> INSTRUCTION: Of the lines in this material, how many contain "incidents"? Answer with a single number only.

> RAW DATA:
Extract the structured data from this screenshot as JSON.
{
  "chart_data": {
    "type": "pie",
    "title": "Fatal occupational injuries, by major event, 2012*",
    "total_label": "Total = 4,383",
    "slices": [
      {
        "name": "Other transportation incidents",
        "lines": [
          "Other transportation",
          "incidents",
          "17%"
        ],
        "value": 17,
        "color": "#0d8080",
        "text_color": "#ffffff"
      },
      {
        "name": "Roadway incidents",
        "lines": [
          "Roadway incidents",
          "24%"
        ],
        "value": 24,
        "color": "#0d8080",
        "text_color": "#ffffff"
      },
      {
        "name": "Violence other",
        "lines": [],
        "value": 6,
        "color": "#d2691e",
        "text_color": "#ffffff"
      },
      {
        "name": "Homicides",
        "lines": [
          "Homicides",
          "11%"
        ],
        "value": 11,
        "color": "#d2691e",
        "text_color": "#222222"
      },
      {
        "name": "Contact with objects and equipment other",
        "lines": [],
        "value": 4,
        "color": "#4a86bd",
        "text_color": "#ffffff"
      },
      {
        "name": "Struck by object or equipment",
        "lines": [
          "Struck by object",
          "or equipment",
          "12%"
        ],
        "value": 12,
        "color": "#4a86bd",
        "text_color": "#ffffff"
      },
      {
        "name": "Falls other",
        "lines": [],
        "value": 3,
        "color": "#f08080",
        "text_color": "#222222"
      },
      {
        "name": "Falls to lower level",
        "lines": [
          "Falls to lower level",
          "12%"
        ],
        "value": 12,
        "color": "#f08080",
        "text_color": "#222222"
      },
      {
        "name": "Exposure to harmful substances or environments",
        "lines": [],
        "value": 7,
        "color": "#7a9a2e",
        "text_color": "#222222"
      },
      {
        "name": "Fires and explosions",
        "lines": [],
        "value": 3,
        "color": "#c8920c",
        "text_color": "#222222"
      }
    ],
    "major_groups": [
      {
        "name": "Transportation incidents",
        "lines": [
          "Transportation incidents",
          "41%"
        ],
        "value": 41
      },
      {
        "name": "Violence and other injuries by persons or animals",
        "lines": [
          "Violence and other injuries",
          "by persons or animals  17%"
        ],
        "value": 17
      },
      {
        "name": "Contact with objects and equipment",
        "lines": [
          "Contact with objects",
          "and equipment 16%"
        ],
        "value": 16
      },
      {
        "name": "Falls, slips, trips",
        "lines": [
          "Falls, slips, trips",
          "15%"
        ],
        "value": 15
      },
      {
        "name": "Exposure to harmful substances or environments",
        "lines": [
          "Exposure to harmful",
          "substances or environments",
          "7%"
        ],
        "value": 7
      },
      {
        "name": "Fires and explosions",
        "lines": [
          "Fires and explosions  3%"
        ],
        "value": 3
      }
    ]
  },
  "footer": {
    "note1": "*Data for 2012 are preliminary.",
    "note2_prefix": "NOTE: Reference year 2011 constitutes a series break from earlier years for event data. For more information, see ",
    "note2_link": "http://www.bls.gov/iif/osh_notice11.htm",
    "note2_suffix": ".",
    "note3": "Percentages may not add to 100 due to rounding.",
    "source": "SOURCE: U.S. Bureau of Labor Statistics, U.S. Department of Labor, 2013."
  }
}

> RESULT OF THIS EXERCISE: 6